# [EXERCISE DESCRIPTION]
Report how many lines include the word "value", and nothing besides that number.

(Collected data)
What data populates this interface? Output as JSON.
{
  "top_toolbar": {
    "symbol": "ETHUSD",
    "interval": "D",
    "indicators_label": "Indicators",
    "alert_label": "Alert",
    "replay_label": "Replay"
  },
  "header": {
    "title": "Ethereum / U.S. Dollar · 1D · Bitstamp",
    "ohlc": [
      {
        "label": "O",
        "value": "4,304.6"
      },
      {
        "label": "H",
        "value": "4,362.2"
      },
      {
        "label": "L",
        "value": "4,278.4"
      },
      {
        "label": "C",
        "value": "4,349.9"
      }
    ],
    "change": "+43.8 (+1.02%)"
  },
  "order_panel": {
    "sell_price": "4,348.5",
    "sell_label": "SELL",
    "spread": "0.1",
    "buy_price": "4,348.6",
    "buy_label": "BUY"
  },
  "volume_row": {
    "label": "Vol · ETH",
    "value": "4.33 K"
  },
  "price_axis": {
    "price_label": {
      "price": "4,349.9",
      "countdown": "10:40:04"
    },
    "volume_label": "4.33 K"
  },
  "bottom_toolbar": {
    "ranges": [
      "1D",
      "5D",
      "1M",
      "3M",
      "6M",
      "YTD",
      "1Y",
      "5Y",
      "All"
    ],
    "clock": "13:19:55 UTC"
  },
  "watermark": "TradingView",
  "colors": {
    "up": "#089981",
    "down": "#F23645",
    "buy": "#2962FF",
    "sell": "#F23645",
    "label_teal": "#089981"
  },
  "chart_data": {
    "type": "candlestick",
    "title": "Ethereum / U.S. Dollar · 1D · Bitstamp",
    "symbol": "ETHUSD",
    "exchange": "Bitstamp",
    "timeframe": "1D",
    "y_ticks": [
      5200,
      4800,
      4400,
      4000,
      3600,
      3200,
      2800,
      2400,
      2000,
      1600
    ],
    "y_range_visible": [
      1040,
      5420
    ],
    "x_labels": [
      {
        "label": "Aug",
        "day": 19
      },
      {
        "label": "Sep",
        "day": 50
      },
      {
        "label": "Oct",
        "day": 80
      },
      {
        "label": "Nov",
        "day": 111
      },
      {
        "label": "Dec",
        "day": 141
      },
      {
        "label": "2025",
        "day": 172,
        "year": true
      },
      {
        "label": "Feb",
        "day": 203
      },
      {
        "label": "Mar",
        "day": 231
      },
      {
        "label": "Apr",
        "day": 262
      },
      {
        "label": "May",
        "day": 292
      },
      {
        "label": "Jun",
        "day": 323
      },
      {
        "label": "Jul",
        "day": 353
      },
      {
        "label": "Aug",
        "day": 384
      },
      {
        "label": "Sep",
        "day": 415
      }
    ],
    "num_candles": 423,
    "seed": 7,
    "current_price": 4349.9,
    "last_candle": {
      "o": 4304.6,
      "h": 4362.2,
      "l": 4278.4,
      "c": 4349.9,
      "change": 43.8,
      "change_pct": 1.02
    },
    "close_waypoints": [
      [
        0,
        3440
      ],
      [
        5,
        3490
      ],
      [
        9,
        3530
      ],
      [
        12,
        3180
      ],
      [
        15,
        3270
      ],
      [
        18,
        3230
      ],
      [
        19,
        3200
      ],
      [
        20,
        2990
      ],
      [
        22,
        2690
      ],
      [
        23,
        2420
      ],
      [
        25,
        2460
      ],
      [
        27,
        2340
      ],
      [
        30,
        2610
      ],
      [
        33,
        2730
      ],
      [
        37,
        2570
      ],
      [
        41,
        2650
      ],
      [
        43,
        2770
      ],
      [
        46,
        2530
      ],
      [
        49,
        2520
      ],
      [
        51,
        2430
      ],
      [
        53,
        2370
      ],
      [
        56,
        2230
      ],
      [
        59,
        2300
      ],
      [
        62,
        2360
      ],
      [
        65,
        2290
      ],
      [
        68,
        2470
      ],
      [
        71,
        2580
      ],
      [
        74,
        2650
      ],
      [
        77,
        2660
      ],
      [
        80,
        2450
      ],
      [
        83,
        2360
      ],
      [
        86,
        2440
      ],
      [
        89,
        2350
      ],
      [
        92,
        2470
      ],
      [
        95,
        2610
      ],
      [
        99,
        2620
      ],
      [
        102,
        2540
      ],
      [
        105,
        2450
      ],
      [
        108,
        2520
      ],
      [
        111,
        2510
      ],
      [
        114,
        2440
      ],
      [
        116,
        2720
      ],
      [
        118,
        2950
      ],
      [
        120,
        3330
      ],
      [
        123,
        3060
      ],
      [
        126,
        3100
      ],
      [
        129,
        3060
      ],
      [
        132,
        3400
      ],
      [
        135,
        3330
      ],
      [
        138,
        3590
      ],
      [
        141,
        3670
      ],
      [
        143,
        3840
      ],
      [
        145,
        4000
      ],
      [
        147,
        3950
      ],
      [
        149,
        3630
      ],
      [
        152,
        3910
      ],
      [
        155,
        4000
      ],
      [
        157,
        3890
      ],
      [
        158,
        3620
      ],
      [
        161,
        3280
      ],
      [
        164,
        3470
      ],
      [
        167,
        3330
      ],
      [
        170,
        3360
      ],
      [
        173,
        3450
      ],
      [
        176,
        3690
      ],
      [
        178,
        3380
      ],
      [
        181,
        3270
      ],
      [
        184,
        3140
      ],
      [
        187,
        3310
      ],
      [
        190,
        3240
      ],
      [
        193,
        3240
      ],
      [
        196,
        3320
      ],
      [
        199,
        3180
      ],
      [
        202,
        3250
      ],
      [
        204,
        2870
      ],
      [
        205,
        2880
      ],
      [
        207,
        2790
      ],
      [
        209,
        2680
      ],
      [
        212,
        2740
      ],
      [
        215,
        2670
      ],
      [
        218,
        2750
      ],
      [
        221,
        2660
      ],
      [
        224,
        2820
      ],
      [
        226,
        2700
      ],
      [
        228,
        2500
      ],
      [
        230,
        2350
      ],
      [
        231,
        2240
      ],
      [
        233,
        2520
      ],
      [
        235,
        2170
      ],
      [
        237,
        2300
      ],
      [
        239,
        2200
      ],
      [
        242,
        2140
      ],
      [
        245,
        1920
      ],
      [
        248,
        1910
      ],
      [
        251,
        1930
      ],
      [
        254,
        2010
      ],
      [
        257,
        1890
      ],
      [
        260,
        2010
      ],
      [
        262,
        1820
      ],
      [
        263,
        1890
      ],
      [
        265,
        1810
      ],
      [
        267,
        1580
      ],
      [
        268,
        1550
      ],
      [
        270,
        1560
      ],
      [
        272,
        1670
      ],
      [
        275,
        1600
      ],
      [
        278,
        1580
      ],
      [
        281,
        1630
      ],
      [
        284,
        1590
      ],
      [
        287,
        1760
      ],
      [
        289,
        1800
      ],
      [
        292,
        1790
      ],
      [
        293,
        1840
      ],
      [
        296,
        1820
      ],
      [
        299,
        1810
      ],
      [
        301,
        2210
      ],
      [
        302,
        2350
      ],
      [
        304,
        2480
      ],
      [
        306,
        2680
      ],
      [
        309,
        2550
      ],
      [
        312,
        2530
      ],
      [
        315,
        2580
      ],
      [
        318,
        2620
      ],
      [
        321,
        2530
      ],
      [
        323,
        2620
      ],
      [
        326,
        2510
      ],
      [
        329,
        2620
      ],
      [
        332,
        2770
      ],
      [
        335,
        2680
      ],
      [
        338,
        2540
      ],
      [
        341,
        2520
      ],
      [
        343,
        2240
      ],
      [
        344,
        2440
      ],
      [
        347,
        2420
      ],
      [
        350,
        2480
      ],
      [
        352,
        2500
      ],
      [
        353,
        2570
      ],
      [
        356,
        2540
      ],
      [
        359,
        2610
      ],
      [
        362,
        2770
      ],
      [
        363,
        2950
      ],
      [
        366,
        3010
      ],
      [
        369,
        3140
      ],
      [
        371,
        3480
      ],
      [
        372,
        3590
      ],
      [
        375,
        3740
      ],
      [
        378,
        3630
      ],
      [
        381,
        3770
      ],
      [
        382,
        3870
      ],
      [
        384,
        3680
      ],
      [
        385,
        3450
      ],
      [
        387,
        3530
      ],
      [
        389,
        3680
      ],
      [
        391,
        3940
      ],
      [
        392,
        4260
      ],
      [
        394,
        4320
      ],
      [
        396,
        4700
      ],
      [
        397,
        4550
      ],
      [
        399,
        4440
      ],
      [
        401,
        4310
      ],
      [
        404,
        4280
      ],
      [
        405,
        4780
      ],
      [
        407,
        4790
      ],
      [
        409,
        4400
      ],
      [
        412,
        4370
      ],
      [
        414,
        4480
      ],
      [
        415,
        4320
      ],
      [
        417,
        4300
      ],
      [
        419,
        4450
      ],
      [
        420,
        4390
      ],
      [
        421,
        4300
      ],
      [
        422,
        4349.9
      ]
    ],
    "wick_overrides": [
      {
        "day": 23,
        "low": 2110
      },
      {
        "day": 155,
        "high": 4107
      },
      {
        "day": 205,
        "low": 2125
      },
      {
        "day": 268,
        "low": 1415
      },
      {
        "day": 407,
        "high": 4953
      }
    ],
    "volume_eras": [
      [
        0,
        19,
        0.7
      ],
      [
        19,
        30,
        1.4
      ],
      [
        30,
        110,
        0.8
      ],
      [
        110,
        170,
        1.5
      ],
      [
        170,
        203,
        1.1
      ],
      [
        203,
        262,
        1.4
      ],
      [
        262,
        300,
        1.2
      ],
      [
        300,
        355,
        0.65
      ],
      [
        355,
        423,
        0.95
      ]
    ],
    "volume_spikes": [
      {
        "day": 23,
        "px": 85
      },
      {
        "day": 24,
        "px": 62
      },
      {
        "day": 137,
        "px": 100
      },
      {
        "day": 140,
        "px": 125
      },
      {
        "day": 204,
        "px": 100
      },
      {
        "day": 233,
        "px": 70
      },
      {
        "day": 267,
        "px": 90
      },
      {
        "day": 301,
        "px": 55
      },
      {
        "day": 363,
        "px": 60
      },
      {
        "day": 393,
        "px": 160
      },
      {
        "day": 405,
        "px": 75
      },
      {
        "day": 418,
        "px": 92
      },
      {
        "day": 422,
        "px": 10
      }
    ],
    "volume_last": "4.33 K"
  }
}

# [FINISHED ANSWER]
5